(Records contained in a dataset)

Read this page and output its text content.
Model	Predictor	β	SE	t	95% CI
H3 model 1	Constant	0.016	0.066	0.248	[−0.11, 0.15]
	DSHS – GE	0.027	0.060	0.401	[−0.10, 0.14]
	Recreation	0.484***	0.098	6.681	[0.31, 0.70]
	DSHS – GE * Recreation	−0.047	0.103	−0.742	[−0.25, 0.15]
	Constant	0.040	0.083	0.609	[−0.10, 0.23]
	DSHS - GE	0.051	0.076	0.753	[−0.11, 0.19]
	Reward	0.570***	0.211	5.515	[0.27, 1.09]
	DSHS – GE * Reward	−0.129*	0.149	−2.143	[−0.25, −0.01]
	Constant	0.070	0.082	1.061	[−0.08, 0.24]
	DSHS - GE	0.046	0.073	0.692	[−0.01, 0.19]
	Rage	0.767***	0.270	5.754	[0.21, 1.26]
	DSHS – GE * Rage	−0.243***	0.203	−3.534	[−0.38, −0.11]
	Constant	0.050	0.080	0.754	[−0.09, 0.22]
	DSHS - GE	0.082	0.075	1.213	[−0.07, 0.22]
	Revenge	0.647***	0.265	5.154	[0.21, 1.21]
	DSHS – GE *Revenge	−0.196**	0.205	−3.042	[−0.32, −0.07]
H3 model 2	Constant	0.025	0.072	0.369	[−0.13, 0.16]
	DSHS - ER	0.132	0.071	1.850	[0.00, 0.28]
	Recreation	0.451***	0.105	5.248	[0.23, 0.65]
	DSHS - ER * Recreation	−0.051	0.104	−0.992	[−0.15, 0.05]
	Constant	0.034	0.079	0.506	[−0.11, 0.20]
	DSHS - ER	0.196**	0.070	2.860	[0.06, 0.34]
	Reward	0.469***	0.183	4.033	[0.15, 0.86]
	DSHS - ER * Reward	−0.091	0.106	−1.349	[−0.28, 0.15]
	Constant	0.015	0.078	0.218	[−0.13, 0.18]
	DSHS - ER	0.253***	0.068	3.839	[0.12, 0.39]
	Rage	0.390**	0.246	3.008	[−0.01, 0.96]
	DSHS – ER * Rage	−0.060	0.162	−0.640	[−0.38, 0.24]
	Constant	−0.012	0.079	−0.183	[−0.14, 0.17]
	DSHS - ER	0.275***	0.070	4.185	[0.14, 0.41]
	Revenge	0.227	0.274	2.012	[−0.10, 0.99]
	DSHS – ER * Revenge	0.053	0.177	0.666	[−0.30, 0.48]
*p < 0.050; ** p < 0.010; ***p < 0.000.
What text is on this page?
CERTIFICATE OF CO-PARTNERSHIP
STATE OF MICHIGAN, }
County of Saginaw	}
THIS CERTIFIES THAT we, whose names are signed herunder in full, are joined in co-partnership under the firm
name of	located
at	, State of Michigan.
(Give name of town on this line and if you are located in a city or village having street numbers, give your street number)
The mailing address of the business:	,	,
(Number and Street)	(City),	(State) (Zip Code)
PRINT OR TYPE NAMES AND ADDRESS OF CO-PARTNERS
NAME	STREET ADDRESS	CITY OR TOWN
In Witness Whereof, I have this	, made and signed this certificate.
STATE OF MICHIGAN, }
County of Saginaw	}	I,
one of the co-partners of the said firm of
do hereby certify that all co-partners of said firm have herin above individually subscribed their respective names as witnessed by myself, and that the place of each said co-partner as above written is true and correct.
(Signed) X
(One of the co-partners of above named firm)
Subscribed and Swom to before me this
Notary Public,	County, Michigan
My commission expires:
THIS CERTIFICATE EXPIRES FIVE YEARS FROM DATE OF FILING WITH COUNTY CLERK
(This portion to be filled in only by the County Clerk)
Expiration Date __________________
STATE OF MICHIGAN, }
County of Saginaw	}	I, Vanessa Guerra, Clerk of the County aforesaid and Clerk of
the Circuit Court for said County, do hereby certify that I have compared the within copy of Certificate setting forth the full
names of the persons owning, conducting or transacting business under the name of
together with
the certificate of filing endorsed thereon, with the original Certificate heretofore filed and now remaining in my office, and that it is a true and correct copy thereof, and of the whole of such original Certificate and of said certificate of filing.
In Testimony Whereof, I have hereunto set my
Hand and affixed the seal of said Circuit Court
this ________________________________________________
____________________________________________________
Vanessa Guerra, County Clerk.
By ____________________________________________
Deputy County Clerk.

• **THE PROBLEM**
Transcribe each entry precisely, missing none.

• **OUTPUT BELOW**
Read this page and output its text content.
Model	Predictor	β	SE	t	95% CI
H3 model 1	Constant	0.016	0.066	0.248	[−0.11, 0.15]
	DSHS – GE	0.027	0.060	0.401	[−0.10, 0.14]
	Recreation	0.484***	0.098	6.681	[0.31, 0.70]
	DSHS – GE * Recreation	−0.047	0.103	−0.742	[−0.25, 0.15]
	Constant	0.040	0.083	0.609	[−0.10, 0.23]
	DSHS - GE	0.051	0.076	0.753	[−0.11, 0.19]
	Reward	0.570***	0.211	5.515	[0.27, 1.09]
	DSHS – GE * Reward	−0.129*	0.149	−2.143	[−0.25, −0.01]
	Constant	0.070	0.082	1.061	[−0.08, 0.24]
	DSHS - GE	0.046	0.073	0.692	[−0.01, 0.19]
	Rage	0.767***	0.270	5.754	[0.21, 1.26]
	DSHS – GE * Rage	−0.243***	0.203	−3.534	[−0.38, −0.11]
	Constant	0.050	0.080	0.754	[−0.09, 0.22]
	DSHS - GE	0.082	0.075	1.213	[−0.07, 0.22]
	Revenge	0.647***	0.265	5.154	[0.21, 1.21]
	DSHS – GE *Revenge	−0.196**	0.205	−3.042	[−0.32, −0.07]
H3 model 2	Constant	0.025	0.072	0.369	[−0.13, 0.16]
	DSHS - ER	0.132	0.071	1.850	[0.00, 0.28]
	Recreation	0.451***	0.105	5.248	[0.23, 0.65]
	DSHS - ER * Recreation	−0.051	0.104	−0.992	[−0.15, 0.05]
	Constant	0.034	0.079	0.506	[−0.11, 0.20]
	DSHS - ER	0.196**	0.070	2.860	[0.06, 0.34]
	Reward	0.469***	0.183	4.033	[0.15, 0.86]
	DSHS - ER * Reward	−0.091	0.106	−1.349	[−0.28, 0.15]
	Constant	0.015	0.078	0.218	[−0.13, 0.18]
	DSHS - ER	0.253***	0.068	3.839	[0.12, 0.39]
	Rage	0.390**	0.246	3.008	[−0.01, 0.96]
	DSHS – ER * Rage	−0.060	0.162	−0.640	[−0.38, 0.24]
	Constant	−0.012	0.079	−0.183	[−0.14, 0.17]
	DSHS - ER	0.275***	0.070	4.185	[0.14, 0.41]
	Revenge	0.227	0.274	2.012	[−0.10, 0.99]
	DSHS – ER * Revenge	0.053	0.177	0.666	[−0.30, 0.48]
*p < 0.050; ** p < 0.010; ***p < 0.000.
What text is on this page?
CERTIFICATE OF CO-PARTNERSHIP
STATE OF MICHIGAN, }
County of Saginaw	}
THIS CERTIFIES THAT we, whose names are signed herunder in full, are joined in co-partnership under the firm
name of	located
at	, State of Michigan.
(Give name of town on this line and if you are located in a city or village having street numbers, give your street number)
The mailing address of the business:	,	,
(Number and Street)	(City),	(State) (Zip Code)
PRINT OR TYPE NAMES AND ADDRESS OF CO-PARTNERS
NAME	STREET ADDRESS	CITY OR TOWN
In Witness Whereof, I have this	, made and signed this certificate.
STATE OF MICHIGAN, }
County of Saginaw	}	I,
one of the co-partners of the said firm of
do hereby certify that all co-partners of said firm have herin above individually subscribed their respective names as witnessed by myself, and that the place of each said co-partner as above written is true and correct.
(Signed) X
(One of the co-partners of above named firm)
Subscribed and Swom to before me this
Notary Public,	County, Michigan
My commission expires:
THIS CERTIFICATE EXPIRES FIVE YEARS FROM DATE OF FILING WITH COUNTY CLERK
(This portion to be filled in only by the County Clerk)
Expiration Date __________________
STATE OF MICHIGAN, }
County of Saginaw	}	I, Vanessa Guerra, Clerk of the County aforesaid and Clerk of
the Circuit Court for said County, do hereby certify that I have compared the within copy of Certificate setting forth the full
names of the persons owning, conducting or transacting business under the name of
together with
the certificate of filing endorsed thereon, with the original Certificate heretofore filed and now remaining in my office, and that it is a true and correct copy thereof, and of the whole of such original Certificate and of said certificate of filing.
In Testimony Whereof, I have hereunto set my
Hand and affixed the seal of said Circuit Court
this ________________________________________________
____________________________________________________
Vanessa Guerra, County Clerk.
By ____________________________________________
Deputy County Clerk.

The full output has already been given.